• _Excerpted passage_:

Reputation: 772
I've the following data sample:
Hours Per Work Week | Start Date | End Date |
---|---|---|
10 | 2021-08-01 | 2021-08-31 |
20 | 2021-08-15 | 2021-09-15 |
40 | 2021-09-01 | 2021-09-30 |
I need to get a total by week distribution so the expected dataframe would be something:
total_hours | |
---|---|
week | |
2021-08-01 | 30 |
2021-08-08 | 30 |
2021-08-15 | 30 |
2021-08-22 | 30 |
2021-08-29 | 30 |
2021-09-05 | 60 |
2021-09-12 | 60 |
2021-09-19 | 40 |
2021-09-26 | 40 |
I get how to get the index for weeks:
all_dates = pd.date_range('2021-08-01', '2021-09-30', freq='W')
but then how to use the weeks to sum from the dataset that fits in the range I'm not sure.
Thank you!!
Upvotes: 1
Views: 663
Reputation: 120559
IIUC:
weeks = df.apply(lambda x: pd.date_range(x['Start Date'], x['End Date'], freq='W'),
axis='columns').explode().rename('week')
out = df[['Hours Per Work Week']].join(weeks).groupby('week').sum()
>>> weeks
Hours Per Work Week
week
2021-08-01 50
2021-08-08 50
2021-08-15 70
2021-08-22 70
2021-08-29 70
2021-09-05 60
2021-09-12 60
2021-09-19 40
2021-09-26 40
Upvotes: 2

• _Study questions_:
• a. From the pandas weekly-hours thread, reproduce the passage word for word, beginning at the words "Thank you!!" and stopping after "axis='columns').explode().rename('week')".
• b. List every column heading in the sample data table that the pandas weekly-hours thread opens with.

• _Records provided_:
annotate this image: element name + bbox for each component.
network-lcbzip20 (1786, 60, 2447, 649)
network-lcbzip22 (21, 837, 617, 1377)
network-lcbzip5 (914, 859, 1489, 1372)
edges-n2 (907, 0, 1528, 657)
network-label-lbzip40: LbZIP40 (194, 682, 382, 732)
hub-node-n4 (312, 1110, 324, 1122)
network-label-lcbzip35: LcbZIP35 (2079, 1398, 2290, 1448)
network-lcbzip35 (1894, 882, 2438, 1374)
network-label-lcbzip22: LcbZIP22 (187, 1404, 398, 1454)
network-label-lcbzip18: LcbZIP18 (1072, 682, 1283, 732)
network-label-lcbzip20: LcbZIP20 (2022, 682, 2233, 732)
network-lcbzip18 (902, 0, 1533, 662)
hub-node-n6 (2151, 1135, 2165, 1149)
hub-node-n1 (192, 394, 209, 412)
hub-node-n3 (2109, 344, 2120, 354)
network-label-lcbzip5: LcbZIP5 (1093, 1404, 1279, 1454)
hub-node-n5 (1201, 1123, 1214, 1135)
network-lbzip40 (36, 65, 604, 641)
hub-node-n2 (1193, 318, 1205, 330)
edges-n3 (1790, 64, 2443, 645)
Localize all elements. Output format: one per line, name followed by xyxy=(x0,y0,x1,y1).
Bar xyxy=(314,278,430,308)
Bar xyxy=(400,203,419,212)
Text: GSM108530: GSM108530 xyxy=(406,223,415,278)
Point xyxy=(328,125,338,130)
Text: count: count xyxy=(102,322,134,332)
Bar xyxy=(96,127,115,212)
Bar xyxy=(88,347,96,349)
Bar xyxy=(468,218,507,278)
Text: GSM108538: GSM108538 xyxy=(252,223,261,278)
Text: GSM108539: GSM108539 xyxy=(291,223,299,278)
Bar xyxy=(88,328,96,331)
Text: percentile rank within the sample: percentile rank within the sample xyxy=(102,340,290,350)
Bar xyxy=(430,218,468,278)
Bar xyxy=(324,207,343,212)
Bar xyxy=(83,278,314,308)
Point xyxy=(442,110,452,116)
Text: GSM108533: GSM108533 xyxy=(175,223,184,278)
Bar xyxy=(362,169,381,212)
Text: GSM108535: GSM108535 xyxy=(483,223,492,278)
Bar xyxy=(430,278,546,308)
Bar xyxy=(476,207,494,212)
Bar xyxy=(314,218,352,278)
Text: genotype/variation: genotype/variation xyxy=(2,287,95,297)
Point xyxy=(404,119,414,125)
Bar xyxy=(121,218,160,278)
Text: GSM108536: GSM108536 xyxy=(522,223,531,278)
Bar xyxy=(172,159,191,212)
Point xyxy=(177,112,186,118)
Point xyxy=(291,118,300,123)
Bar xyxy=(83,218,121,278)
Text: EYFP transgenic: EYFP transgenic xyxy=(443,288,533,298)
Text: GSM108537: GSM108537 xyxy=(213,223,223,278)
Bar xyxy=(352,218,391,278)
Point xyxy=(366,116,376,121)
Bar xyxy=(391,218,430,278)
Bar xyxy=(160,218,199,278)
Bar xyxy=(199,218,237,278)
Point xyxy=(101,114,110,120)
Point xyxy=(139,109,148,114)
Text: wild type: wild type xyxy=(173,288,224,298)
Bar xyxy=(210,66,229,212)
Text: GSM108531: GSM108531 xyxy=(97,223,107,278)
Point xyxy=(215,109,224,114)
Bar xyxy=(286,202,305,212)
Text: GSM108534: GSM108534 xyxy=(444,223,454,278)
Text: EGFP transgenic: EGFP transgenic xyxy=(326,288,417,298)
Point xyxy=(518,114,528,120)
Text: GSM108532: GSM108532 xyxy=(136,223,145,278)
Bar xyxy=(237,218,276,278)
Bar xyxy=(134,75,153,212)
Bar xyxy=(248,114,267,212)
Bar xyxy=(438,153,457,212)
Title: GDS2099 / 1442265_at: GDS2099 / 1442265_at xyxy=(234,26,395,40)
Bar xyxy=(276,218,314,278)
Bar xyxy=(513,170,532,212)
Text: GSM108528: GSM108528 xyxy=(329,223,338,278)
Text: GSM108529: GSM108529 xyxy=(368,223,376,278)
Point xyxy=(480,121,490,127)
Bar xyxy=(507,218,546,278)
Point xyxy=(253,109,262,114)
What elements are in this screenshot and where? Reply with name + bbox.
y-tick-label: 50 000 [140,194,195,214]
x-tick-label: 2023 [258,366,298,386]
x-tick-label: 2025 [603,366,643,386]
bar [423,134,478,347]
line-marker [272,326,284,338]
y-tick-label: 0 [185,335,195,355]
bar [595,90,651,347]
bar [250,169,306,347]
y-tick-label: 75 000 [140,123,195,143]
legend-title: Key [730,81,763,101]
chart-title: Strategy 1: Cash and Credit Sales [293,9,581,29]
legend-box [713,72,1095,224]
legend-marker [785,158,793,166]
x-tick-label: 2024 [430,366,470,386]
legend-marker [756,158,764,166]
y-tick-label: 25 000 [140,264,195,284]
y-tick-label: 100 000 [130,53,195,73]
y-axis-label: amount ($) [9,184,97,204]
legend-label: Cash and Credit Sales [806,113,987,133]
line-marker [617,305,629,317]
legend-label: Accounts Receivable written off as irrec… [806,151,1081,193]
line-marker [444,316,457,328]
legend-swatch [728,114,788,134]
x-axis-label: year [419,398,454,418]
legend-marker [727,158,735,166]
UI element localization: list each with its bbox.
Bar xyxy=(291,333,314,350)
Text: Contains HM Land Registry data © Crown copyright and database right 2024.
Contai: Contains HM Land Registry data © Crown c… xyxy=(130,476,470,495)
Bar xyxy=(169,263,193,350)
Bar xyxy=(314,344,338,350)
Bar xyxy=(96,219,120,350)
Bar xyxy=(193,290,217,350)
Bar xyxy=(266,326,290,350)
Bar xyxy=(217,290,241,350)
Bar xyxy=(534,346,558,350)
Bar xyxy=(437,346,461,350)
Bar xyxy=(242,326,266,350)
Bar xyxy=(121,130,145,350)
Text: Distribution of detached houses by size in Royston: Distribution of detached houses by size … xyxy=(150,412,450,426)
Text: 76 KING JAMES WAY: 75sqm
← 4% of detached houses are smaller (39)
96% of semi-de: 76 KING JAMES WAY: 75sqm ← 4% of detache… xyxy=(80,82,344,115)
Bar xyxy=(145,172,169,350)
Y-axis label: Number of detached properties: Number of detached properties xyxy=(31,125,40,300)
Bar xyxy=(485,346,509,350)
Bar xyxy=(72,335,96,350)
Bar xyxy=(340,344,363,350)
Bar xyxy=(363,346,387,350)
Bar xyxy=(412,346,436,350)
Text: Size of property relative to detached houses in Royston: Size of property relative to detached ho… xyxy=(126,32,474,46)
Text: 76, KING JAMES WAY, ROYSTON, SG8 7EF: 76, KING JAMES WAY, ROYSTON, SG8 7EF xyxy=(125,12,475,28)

• _Task-by-task solutions_:
• a.
Thank you!!
Upvotes: 1
Views: 663
Reputation: 120559
IIUC:
weeks = df.apply(lambda x: pd.date_range(x['Start Date'], x['End Date'], freq='W'),
axis='columns').explode().rename('week')

• b.
Hours Per Work Week
Start Date
End Date